### ZU LÖSENDE AUFGABE:
Wie lässt sich der Absatz im Dokumentauszug unten, der mit „Die Gewerkschaft der Eisenbahner war bis zum heutigen Tag“ beginnt, kürzer fassen, ohne seine wesentlichen Fakten zu verlieren?

Haberzettl: Betriebsversammlungen als erste Maßnahme

Bei Eisenbahnerpensionen Abgabengrenze bereits erreicht!

Wien (Gewerkschaft der Eisenbahner/ÖGB). Wie der Vorsitzende der Gewerkschaft der Eisenbahner, Wilhelm Haberzettl, heute ankündigte, wird es aufgrund der tiefgreifenden Auswirkungen des Regierungsabkommens notwendig werden, die Eisenbahnerinnen und Eisenbahner in Form von Betriebsversammlungen zu informieren. ++++

"Die Gewerkschaft der Eisenbahner war bis zum heutigen Tag der Meinung," so Haberzettl, "dass die im Herbst 1997 abgeschlossene Pensionsreform mit verlässlichen Vertragspartnern vereinbart wurde. Genau zu jenem Zeitpunkt, wo die ersten Maßnahmen zu greifen beginnen, wird diese Reform bereits als ungenügend hingestellt."

### ANGEZEIGTE EINTRÄGE:
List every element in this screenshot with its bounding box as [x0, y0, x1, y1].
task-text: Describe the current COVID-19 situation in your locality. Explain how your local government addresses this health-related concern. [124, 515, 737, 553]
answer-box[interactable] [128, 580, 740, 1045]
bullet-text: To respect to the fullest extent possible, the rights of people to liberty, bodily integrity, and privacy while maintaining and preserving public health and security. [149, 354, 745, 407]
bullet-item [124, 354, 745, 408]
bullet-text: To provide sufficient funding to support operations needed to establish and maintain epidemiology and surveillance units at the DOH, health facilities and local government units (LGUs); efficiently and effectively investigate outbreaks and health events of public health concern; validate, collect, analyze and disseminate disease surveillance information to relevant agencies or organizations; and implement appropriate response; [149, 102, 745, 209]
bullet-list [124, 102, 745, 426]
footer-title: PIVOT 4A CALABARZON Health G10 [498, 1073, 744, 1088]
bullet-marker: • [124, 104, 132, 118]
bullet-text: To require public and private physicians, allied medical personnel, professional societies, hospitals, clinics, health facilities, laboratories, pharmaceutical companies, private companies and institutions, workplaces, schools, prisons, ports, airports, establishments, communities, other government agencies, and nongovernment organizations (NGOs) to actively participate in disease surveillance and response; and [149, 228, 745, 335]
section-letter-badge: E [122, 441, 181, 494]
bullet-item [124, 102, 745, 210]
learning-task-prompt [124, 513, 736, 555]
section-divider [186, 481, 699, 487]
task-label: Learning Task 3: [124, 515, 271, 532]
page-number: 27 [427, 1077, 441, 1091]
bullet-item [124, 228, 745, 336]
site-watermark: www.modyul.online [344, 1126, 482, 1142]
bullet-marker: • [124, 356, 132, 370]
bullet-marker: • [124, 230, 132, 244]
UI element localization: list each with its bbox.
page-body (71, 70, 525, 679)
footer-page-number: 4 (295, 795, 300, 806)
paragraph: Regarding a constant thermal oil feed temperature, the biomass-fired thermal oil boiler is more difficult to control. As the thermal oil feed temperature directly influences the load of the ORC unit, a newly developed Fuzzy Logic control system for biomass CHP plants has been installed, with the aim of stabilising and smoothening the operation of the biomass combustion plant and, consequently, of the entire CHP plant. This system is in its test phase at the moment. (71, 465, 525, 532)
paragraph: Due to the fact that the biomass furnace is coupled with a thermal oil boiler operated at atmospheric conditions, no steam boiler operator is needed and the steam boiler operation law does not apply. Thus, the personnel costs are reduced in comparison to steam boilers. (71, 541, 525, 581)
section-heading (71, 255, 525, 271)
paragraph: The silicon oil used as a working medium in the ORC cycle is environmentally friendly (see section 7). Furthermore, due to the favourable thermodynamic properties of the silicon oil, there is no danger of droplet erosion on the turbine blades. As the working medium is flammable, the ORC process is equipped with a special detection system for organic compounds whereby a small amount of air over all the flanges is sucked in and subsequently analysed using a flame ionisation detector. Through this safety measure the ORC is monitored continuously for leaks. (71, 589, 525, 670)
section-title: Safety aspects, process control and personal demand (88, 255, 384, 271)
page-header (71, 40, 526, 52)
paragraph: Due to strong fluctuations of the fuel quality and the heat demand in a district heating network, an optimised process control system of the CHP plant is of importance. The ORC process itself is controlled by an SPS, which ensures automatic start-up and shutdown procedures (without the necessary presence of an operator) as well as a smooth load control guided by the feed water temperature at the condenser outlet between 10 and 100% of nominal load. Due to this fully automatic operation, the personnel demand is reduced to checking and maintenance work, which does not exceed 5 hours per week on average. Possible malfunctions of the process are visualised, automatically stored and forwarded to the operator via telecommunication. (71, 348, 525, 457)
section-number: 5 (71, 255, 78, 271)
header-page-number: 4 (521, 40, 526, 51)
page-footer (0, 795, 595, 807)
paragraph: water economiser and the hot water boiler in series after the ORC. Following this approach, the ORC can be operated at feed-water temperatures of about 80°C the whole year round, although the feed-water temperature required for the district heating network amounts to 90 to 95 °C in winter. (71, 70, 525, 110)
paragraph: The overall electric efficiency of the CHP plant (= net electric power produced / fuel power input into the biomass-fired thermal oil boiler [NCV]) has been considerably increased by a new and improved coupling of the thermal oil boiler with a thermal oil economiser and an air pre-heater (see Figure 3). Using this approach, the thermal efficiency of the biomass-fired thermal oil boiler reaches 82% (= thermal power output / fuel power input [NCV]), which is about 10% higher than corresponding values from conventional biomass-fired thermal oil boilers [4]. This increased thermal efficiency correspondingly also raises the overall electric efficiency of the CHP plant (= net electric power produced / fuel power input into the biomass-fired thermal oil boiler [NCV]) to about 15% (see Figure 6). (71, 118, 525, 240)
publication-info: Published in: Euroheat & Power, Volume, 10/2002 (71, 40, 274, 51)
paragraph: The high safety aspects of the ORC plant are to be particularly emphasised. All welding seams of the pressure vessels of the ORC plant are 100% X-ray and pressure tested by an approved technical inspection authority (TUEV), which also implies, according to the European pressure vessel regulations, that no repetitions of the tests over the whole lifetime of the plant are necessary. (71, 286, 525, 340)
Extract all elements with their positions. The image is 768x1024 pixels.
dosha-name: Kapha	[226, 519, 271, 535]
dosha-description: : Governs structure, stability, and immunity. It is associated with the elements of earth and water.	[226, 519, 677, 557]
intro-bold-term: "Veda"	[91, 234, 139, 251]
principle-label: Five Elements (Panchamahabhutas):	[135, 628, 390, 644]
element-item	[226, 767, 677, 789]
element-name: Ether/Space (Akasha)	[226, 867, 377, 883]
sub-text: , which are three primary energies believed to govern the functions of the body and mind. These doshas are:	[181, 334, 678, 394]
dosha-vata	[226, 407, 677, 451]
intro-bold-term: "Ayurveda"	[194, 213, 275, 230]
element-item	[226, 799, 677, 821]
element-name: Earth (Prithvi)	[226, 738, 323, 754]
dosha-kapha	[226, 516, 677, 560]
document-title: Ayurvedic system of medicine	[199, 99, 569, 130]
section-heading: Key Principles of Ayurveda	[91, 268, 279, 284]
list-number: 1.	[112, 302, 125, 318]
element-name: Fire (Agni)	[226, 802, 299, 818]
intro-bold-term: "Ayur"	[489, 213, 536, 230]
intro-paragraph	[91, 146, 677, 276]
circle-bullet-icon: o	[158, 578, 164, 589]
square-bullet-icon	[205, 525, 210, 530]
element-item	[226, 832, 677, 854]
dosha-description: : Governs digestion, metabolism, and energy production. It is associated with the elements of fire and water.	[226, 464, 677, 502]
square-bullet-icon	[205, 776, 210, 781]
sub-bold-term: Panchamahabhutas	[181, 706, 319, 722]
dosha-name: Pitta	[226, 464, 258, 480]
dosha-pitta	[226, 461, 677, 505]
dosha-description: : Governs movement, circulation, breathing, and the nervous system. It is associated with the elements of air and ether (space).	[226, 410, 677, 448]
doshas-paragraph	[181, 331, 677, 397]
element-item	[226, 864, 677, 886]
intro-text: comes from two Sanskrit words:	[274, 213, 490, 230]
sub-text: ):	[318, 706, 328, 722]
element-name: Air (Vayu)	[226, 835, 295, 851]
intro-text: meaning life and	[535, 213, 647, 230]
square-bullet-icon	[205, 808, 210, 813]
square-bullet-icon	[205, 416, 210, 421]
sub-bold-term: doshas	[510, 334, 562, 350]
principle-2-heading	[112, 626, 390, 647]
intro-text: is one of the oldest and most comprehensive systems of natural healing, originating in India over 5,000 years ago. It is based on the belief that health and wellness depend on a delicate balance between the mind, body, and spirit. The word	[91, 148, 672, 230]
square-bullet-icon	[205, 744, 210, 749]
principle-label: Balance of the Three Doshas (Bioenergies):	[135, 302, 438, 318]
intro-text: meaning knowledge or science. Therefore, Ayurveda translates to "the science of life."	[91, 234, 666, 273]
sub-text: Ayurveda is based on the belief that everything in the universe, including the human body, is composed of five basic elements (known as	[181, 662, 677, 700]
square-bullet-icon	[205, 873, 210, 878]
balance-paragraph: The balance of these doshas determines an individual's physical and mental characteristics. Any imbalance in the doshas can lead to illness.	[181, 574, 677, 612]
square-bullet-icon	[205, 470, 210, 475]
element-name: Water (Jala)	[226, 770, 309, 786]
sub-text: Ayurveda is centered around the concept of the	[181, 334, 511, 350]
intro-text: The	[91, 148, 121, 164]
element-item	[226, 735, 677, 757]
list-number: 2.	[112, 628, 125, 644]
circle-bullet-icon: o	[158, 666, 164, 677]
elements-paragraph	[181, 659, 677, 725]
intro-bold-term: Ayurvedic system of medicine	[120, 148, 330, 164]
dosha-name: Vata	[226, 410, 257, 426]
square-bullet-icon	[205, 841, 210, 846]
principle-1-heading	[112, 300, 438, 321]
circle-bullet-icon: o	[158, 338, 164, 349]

### ERGEBNIS:
Laut Haberzettl hielt die Gewerkschaft der Eisenbahner die im Herbst 1997 abgeschlossene Pensionsreform bisher für eine Vereinbarung mit verlässlichen Vertragspartnern. Gerade jetzt, da die ersten Maßnahmen greifen, werde die Reform bereits als ungenügend hingestellt.